- [DATA SHOWN]
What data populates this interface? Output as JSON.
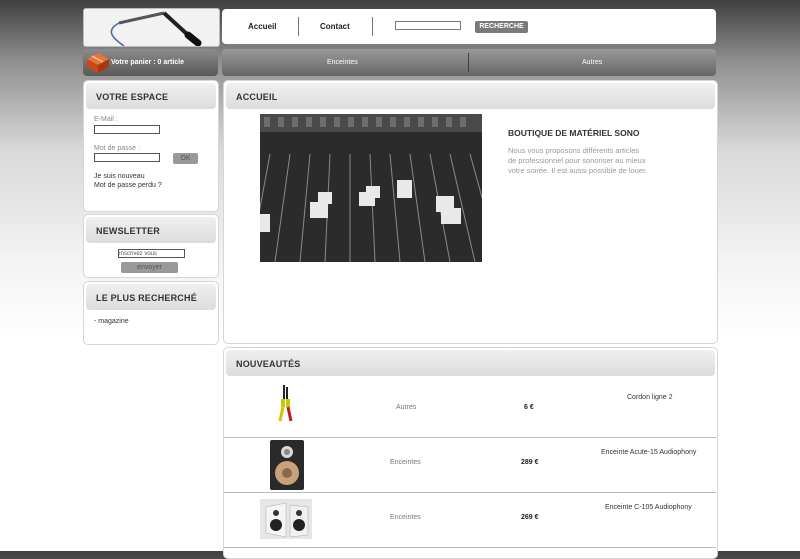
{
  "header": {
    "nav": {
      "home": "Accueil",
      "contact": "Contact"
    },
    "search": {
      "button": "RECHERCHE",
      "value": ""
    }
  },
  "cart": {
    "label": "Votre panier : 0 article"
  },
  "categories": [
    "Enceintes",
    "Autres"
  ],
  "sidebar": {
    "account": {
      "title": "VOTRE ESPACE",
      "email_label": "E-Mail :",
      "password_label": "Mot de passe :",
      "ok": "OK",
      "register": "Je suis nouveau",
      "lost_password": "Mot de passe perdu ?"
    },
    "newsletter": {
      "title": "NEWSLETTER",
      "placeholder": "Inscrivez vous",
      "button": "envoyer"
    },
    "popular": {
      "title": "LE PLUS RECHERCHÉ",
      "items": [
        "- magazine"
      ]
    }
  },
  "home": {
    "title": "ACCUEIL",
    "heading": "BOUTIQUE DE MATÉRIEL SONO",
    "text": [
      "Nous vous proposons différents articles",
      "de professionnel pour sonoriser au mieux",
      "votre soirée. Il est aussi possible de louer."
    ]
  },
  "news": {
    "title": "NOUVEAUTÉS",
    "products": [
      {
        "category": "Autres",
        "price": "6 €",
        "name": "Cordon ligne 2"
      },
      {
        "category": "Enceintes",
        "price": "289 €",
        "name": "Enceinte Acute-15 Audiophony"
      },
      {
        "category": "Enceintes",
        "price": "269 €",
        "name": "Enceinte C-105 Audiophony"
      }
    ]
  }
}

- [THE EXERCISE]
Write the records out once more, exactly as they appear, with no pictures.

- [RESPONSE TO THE EXERCISE]
What data populates this interface? Output as JSON.
{
  "header": {
    "nav": {
      "home": "Accueil",
      "contact": "Contact"
    },
    "search": {
      "button": "RECHERCHE",
      "value": ""
    }
  },
  "cart": {
    "label": "Votre panier : 0 article"
  },
  "categories": [
    "Enceintes",
    "Autres"
  ],
  "sidebar": {
    "account": {
      "title": "VOTRE ESPACE",
      "email_label": "E-Mail :",
      "password_label": "Mot de passe :",
      "ok": "OK",
      "register": "Je suis nouveau",
      "lost_password": "Mot de passe perdu ?"
    },
    "newsletter": {
      "title": "NEWSLETTER",
      "placeholder": "Inscrivez vous",
      "button": "envoyer"
    },
    "popular": {
      "title": "LE PLUS RECHERCHÉ",
      "items": [
        "- magazine"
      ]
    }
  },
  "home": {
    "title": "ACCUEIL",
    "heading": "BOUTIQUE DE MATÉRIEL SONO",
    "text": [
      "Nous vous proposons différents articles",
      "de professionnel pour sonoriser au mieux",
      "votre soirée. Il est aussi possible de louer."
    ]
  },
  "news": {
    "title": "NOUVEAUTÉS",
    "products": [
      {
        "category": "Autres",
        "price": "6 €",
        "name": "Cordon ligne 2"
      },
      {
        "category": "Enceintes",
        "price": "289 €",
        "name": "Enceinte Acute-15 Audiophony"
      },
      {
        "category": "Enceintes",
        "price": "269 €",
        "name": "Enceinte C-105 Audiophony"
      }
    ]
  }
}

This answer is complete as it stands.